-- begin --

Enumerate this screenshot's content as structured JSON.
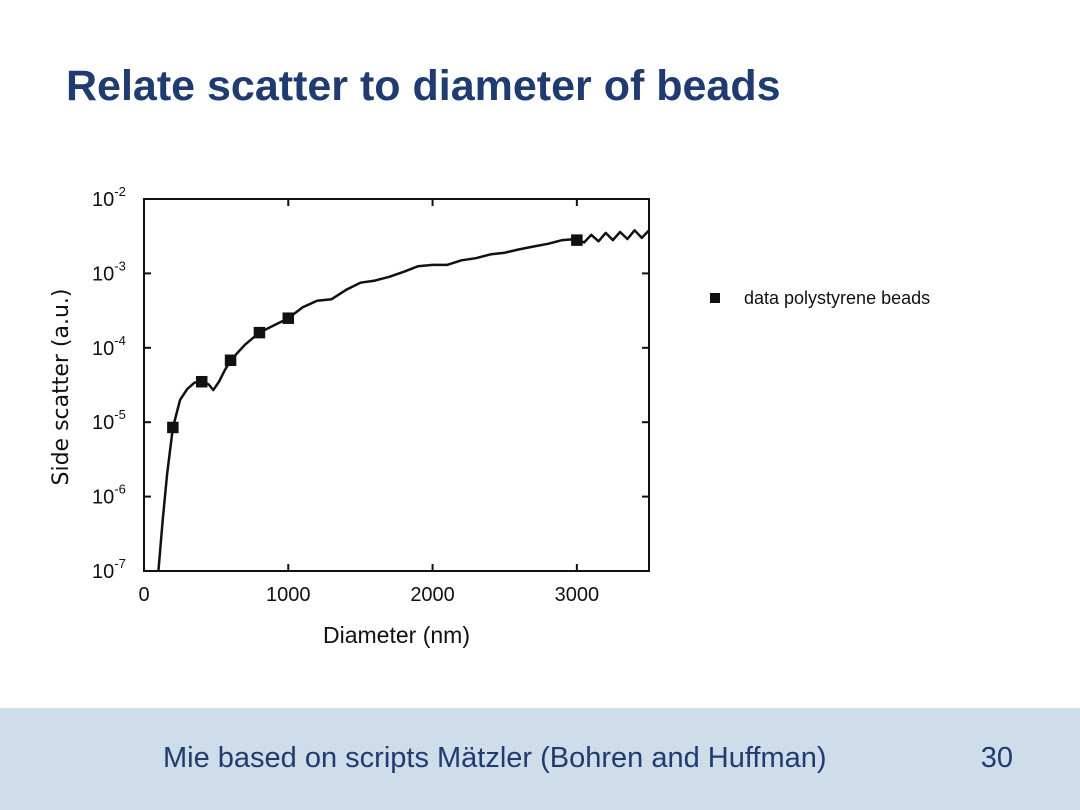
{
  "slide": {
    "title": "Relate scatter to diameter of beads",
    "footer": "Mie based on scripts Mätzler (Bohren and Huffman)",
    "page_number": "30"
  },
  "chart_data": {
    "type": "scatter",
    "x_label": "Diameter (nm)",
    "y_label": "Side scatter (a.u.)",
    "xlim": [
      0,
      3500
    ],
    "xticks": [
      0,
      1000,
      2000,
      3000
    ],
    "ylim": [
      1e-07,
      0.01
    ],
    "y_scale": "log",
    "yticks": [
      {
        "value": 0.01,
        "label": "10",
        "power": "-2"
      },
      {
        "value": 0.001,
        "label": "10",
        "power": "-3"
      },
      {
        "value": 0.0001,
        "label": "10",
        "power": "-4"
      },
      {
        "value": 1e-05,
        "label": "10",
        "power": "-5"
      },
      {
        "value": 1e-06,
        "label": "10",
        "power": "-6"
      },
      {
        "value": 1e-07,
        "label": "10",
        "power": "-7"
      }
    ],
    "legend_position": "right",
    "series": [
      {
        "name": "data polystyrene beads",
        "type": "scatter",
        "marker": "square",
        "color": "#111111",
        "x": [
          200,
          400,
          600,
          800,
          1000,
          3000
        ],
        "values": [
          8.5e-06,
          3.5e-05,
          6.8e-05,
          0.00016,
          0.00025,
          0.0028
        ]
      },
      {
        "type": "line",
        "color": "#111111",
        "x": [
          100,
          130,
          160,
          200,
          250,
          300,
          350,
          400,
          450,
          480,
          520,
          560,
          600,
          700,
          800,
          900,
          1000,
          1100,
          1200,
          1300,
          1400,
          1500,
          1600,
          1700,
          1800,
          1900,
          2000,
          2100,
          2200,
          2300,
          2400,
          2500,
          2600,
          2700,
          2800,
          2900,
          3000,
          3050,
          3100,
          3150,
          3200,
          3250,
          3300,
          3350,
          3400,
          3450,
          3500
        ],
        "values": [
          1e-07,
          5e-07,
          2e-06,
          8.5e-06,
          2e-05,
          2.8e-05,
          3.4e-05,
          3.6e-05,
          3.2e-05,
          2.7e-05,
          3.5e-05,
          5e-05,
          6.8e-05,
          0.00011,
          0.00016,
          0.0002,
          0.00025,
          0.00035,
          0.00043,
          0.00045,
          0.0006,
          0.00075,
          0.0008,
          0.0009,
          0.00105,
          0.00125,
          0.0013,
          0.0013,
          0.0015,
          0.0016,
          0.0018,
          0.0019,
          0.0021,
          0.0023,
          0.0025,
          0.0028,
          0.0029,
          0.0026,
          0.0033,
          0.0027,
          0.0035,
          0.0028,
          0.0036,
          0.0029,
          0.0038,
          0.003,
          0.0038
        ]
      }
    ]
  }
}
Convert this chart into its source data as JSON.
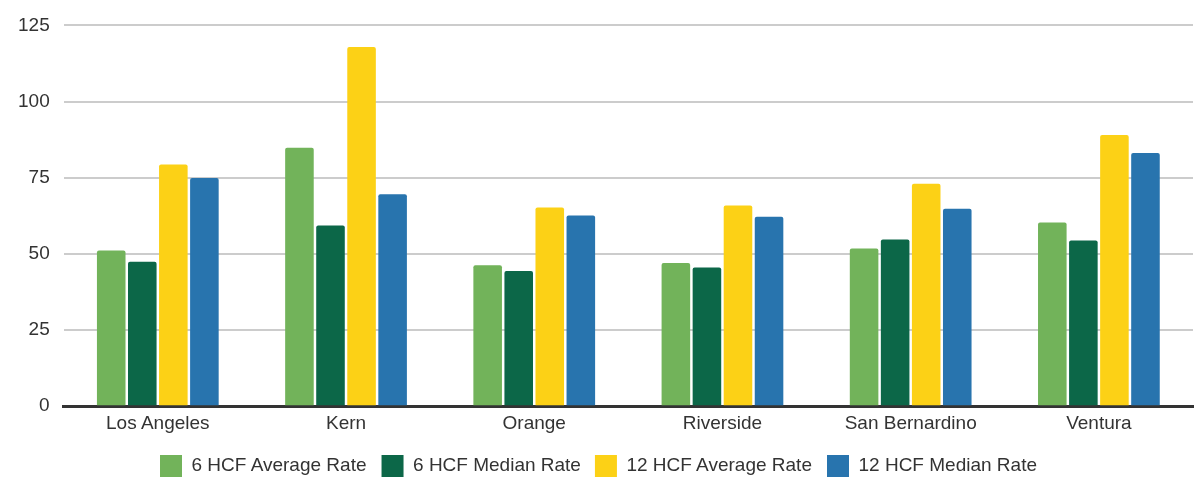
{
  "chart_data": {
    "type": "bar",
    "categories": [
      "Los Angeles",
      "Kern",
      "Orange",
      "Riverside",
      "San Bernardino",
      "Ventura"
    ],
    "series": [
      {
        "name": "6 HCF Average Rate",
        "color": "#72b35a",
        "values": [
          51.1,
          84.8,
          46.3,
          47.0,
          51.8,
          60.3
        ]
      },
      {
        "name": "6 HCF Median Rate",
        "color": "#0c6748",
        "values": [
          47.4,
          59.3,
          44.4,
          45.5,
          54.7,
          54.4
        ]
      },
      {
        "name": "12 HCF Average Rate",
        "color": "#fcd116",
        "values": [
          79.3,
          117.9,
          65.2,
          65.9,
          73.0,
          89.0
        ]
      },
      {
        "name": "12 HCF Median Rate",
        "color": "#2874ae",
        "values": [
          74.9,
          69.6,
          62.6,
          62.2,
          64.8,
          83.1
        ]
      }
    ],
    "ylim": [
      0,
      125
    ],
    "yticks": [
      0,
      25,
      50,
      75,
      100,
      125
    ],
    "grid": "y",
    "legend": "bottom"
  }
}
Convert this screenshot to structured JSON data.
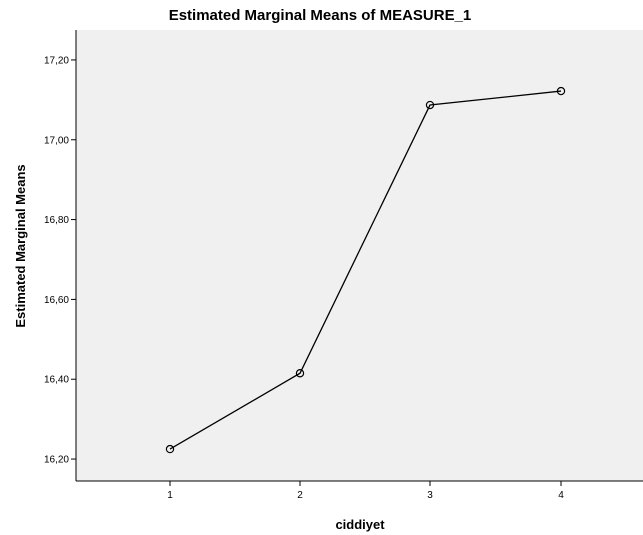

-- end --

▸ TASK TO CARRY OUT:
Extract the full listing above verbatim; pictures are to be left out of the copy.

▸ OUTPUT FOR THIS TASK:
Enumerate this screenshot's content as structured JSON.
{
  "slide": {
    "title": "Relate scatter to diameter of beads",
    "footer": "Mie based on scripts Mätzler (Bohren and Huffman)",
    "page_number": "30"
  },
  "chart_data": {
    "type": "scatter",
    "x_label": "Diameter (nm)",
    "y_label": "Side scatter (a.u.)",
    "xlim": [
      0,
      3500
    ],
    "xticks": [
      0,
      1000,
      2000,
      3000
    ],
    "ylim": [
      1e-07,
      0.01
    ],
    "y_scale": "log",
    "yticks": [
      {
        "value": 0.01,
        "label": "10",
        "power": "-2"
      },
      {
        "value": 0.001,
        "label": "10",
        "power": "-3"
      },
      {
        "value": 0.0001,
        "label": "10",
        "power": "-4"
      },
      {
        "value": 1e-05,
        "label": "10",
        "power": "-5"
      },
      {
        "value": 1e-06,
        "label": "10",
        "power": "-6"
      },
      {
        "value": 1e-07,
        "label": "10",
        "power": "-7"
      }
    ],
    "legend_position": "right",
    "series": [
      {
        "name": "data polystyrene beads",
        "type": "scatter",
        "marker": "square",
        "color": "#111111",
        "x": [
          200,
          400,
          600,
          800,
          1000,
          3000
        ],
        "values": [
          8.5e-06,
          3.5e-05,
          6.8e-05,
          0.00016,
          0.00025,
          0.0028
        ]
      },
      {
        "type": "line",
        "color": "#111111",
        "x": [
          100,
          130,
          160,
          200,
          250,
          300,
          350,
          400,
          450,
          480,
          520,
          560,
          600,
          700,
          800,
          900,
          1000,
          1100,
          1200,
          1300,
          1400,
          1500,
          1600,
          1700,
          1800,
          1900,
          2000,
          2100,
          2200,
          2300,
          2400,
          2500,
          2600,
          2700,
          2800,
          2900,
          3000,
          3050,
          3100,
          3150,
          3200,
          3250,
          3300,
          3350,
          3400,
          3450,
          3500
        ],
        "values": [
          1e-07,
          5e-07,
          2e-06,
          8.5e-06,
          2e-05,
          2.8e-05,
          3.4e-05,
          3.6e-05,
          3.2e-05,
          2.7e-05,
          3.5e-05,
          5e-05,
          6.8e-05,
          0.00011,
          0.00016,
          0.0002,
          0.00025,
          0.00035,
          0.00043,
          0.00045,
          0.0006,
          0.00075,
          0.0008,
          0.0009,
          0.00105,
          0.00125,
          0.0013,
          0.0013,
          0.0015,
          0.0016,
          0.0018,
          0.0019,
          0.0021,
          0.0023,
          0.0025,
          0.0028,
          0.0029,
          0.0026,
          0.0033,
          0.0027,
          0.0035,
          0.0028,
          0.0036,
          0.0029,
          0.0038,
          0.003,
          0.0038
        ]
      }
    ]
  }
}
Convert this chart into its source data as JSON.
{
  "chart_data": {
    "type": "bar",
    "categories": [
      "Los Angeles",
      "Kern",
      "Orange",
      "Riverside",
      "San Bernardino",
      "Ventura"
    ],
    "series": [
      {
        "name": "6 HCF Average Rate",
        "color": "#72b35a",
        "values": [
          51.1,
          84.8,
          46.3,
          47.0,
          51.8,
          60.3
        ]
      },
      {
        "name": "6 HCF Median Rate",
        "color": "#0c6748",
        "values": [
          47.4,
          59.3,
          44.4,
          45.5,
          54.7,
          54.4
        ]
      },
      {
        "name": "12 HCF Average Rate",
        "color": "#fcd116",
        "values": [
          79.3,
          117.9,
          65.2,
          65.9,
          73.0,
          89.0
        ]
      },
      {
        "name": "12 HCF Median Rate",
        "color": "#2874ae",
        "values": [
          74.9,
          69.6,
          62.6,
          62.2,
          64.8,
          83.1
        ]
      }
    ],
    "ylim": [
      0,
      125
    ],
    "yticks": [
      0,
      25,
      50,
      75,
      100,
      125
    ],
    "grid": "y",
    "legend": "bottom"
  }
}
Convert this screenshot to structured JSON data.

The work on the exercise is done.